• Brief a
The abstract below sorts its interaction effects into five kinds. List each kind by name.

• Article
════════════════

2014 (English)Conference paper, Oral presentation only (Refereed)
Abstract [en]

Associations between parenting behaviors of support, behavior control and overcontrol, and psychological control/disrespect with adolescent internalizing and externalizing problems have been studied extensively (Barber et al., 2012; Kerr & Stattin, 2000), and also adolescent behaviors of disclosure and secrecy in the context of these problems (Frijns et al., 2010). However, few studies have assessed how parent and child behaviors might moderate each other’s associations with problems (Keijsers et al., 2009). This study investigates interaction effects of the above-mentioned parent and adolescent behaviors when predicting depression, loneliness, and low self-esteem (internalizing), and delinquency, aggression, and drug/alcohol use (externalizing). Given the variety of behaviors and problems under study, it is hypothesized that various kinds of moderation effects will emerge.

An ethnically diverse sample of 1,281 adolescents attending grades 7 to 10 in a Southern Swedish municipality (age 12.5 to 19.3, M = 15.2, SD = 1.2) filled out questionnaires in class. All scales have been published internationally; however, some items were added to short scales. Each of the internalizing and externalizing problems was regressed on all possible combinations of one of the four parenting variables and one of the two adolescent behaviors under study, resulting in 48 regression analyses.

Confirming previous findings, parent psychological control and overcontrol were associated with internalizing and externalizing problems, and behavior control and insufficient support with internalizing problems. Adolescent disclosure predicted low levels of both kinds of problems and secrecy predicted high levels. Two-way interactions of parent and adolescent behaviors added significantly (p < .05) to the variance in 13 of 48 analyses which is beyond chance level (p < .001). In addition to the inspection of significant effects, t-values across all analyses were analyzed in order to distinguish between more general trends and solitary effects on specific internalizing or externalizing problems only. Confirming the hypothesis, interaction effects varied across the combinations of parent and adolescent behaviors (η2 = .26) and were further moderated by the distinction between internalizing and externalizing problems (η2 = .38). These effects were grouped into five kinds of interaction effects: In mutually enhancing and mutually exacerbating effects, two positive or two negative, respectively, behaviors increased each other’s associations with problem levels. In protection effects, usually adolescents’ behavior reduced associations between negative parenting and problems. Relationship split effects might reflect an alienated parent-adolescent relationship in which negative behaviors cannot do much additional harm. Finally, maintained relationship/sabotage means that the lowest level of problems occurred if one generation maintained the relationship by a positive behavior and the other generation abstained from “sabotaging” it by a negative behavior. Otherwise, problem behaviors increased sharply without the other generation’s behavior having any large effect any longer.

════════════════

• Data shown
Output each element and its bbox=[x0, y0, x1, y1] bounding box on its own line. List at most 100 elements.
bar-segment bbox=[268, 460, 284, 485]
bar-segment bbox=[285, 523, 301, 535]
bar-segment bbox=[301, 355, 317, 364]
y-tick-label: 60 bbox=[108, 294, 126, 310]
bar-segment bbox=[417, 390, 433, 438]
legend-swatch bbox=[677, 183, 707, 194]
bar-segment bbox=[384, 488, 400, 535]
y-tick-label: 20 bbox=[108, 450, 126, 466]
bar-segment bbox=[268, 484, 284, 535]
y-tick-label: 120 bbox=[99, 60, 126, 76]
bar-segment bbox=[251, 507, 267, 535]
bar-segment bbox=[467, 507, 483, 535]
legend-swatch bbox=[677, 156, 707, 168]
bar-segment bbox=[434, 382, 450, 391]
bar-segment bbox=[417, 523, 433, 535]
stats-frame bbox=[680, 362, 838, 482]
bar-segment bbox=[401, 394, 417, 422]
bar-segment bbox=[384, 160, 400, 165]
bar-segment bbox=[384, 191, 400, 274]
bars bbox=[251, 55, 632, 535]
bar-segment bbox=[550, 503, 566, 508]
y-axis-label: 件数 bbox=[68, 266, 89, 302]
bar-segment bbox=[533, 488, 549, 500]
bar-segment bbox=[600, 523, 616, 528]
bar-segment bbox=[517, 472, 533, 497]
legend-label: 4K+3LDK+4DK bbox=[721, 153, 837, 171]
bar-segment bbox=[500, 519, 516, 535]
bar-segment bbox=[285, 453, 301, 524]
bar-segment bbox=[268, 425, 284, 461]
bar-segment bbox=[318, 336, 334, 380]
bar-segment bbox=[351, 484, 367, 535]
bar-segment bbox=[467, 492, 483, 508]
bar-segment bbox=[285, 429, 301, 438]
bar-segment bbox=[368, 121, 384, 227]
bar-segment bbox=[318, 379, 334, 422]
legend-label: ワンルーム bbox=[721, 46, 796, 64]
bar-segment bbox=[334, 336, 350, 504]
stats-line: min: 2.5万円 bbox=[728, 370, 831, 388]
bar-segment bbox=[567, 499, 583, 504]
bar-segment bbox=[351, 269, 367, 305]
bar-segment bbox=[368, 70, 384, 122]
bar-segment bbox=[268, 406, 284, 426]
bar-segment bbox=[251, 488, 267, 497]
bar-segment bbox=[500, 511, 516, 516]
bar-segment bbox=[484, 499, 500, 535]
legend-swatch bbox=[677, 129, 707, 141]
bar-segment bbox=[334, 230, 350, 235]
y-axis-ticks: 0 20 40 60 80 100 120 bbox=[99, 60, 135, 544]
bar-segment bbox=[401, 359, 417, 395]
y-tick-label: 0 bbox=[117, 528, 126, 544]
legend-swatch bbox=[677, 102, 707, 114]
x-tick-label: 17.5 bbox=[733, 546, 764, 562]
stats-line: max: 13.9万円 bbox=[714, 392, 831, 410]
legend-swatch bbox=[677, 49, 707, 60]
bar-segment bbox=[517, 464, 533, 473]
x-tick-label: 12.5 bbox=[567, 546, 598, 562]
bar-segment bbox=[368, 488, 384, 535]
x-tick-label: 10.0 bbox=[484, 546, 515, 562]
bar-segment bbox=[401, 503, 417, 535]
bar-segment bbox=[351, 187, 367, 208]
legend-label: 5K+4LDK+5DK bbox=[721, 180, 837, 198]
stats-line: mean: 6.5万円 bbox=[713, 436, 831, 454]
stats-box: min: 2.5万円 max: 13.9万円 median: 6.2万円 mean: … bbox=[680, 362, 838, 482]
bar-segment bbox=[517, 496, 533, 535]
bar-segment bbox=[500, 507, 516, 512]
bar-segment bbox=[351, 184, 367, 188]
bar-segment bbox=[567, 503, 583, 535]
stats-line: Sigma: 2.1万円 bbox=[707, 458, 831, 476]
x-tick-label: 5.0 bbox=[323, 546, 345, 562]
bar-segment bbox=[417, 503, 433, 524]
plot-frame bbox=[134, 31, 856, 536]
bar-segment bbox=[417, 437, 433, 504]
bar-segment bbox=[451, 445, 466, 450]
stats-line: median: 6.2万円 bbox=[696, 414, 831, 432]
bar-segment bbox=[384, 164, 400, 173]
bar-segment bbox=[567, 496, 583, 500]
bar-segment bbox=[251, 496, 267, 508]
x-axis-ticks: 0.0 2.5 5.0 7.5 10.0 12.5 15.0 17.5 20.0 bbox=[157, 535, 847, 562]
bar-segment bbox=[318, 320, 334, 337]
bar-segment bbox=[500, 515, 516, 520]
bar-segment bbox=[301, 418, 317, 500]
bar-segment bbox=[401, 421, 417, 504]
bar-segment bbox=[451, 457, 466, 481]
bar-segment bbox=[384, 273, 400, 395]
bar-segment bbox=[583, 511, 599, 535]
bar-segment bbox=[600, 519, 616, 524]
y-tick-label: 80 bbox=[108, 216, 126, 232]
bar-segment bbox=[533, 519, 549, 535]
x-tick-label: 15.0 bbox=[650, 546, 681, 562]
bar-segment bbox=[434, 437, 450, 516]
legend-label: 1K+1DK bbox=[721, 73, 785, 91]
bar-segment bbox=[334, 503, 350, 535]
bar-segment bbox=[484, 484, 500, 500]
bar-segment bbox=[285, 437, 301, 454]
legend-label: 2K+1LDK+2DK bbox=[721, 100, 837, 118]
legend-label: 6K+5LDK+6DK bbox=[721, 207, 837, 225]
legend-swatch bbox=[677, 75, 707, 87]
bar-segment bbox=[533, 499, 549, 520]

════════════════

• Brief b
Write out the records from their first line through the line containing "bar-segment bbox=[434, 382, 450, 391]", including both of those lines.

• Task output a
- Mutually enhancing effects
- Mutually exacerbating effects
- Protection effects
- Relationship split effects
- Maintained relationship/sabotage

• Task output b
Output each element and its bbox=[x0, y0, x1, y1] bounding box on its own line. List at most 100 elements.
bar-segment bbox=[268, 460, 284, 485]
bar-segment bbox=[285, 523, 301, 535]
bar-segment bbox=[301, 355, 317, 364]
y-tick-label: 60 bbox=[108, 294, 126, 310]
bar-segment bbox=[417, 390, 433, 438]
legend-swatch bbox=[677, 183, 707, 194]
bar-segment bbox=[384, 488, 400, 535]
y-tick-label: 20 bbox=[108, 450, 126, 466]
bar-segment bbox=[268, 484, 284, 535]
y-tick-label: 120 bbox=[99, 60, 126, 76]
bar-segment bbox=[251, 507, 267, 535]
bar-segment bbox=[467, 507, 483, 535]
legend-swatch bbox=[677, 156, 707, 168]
bar-segment bbox=[434, 382, 450, 391]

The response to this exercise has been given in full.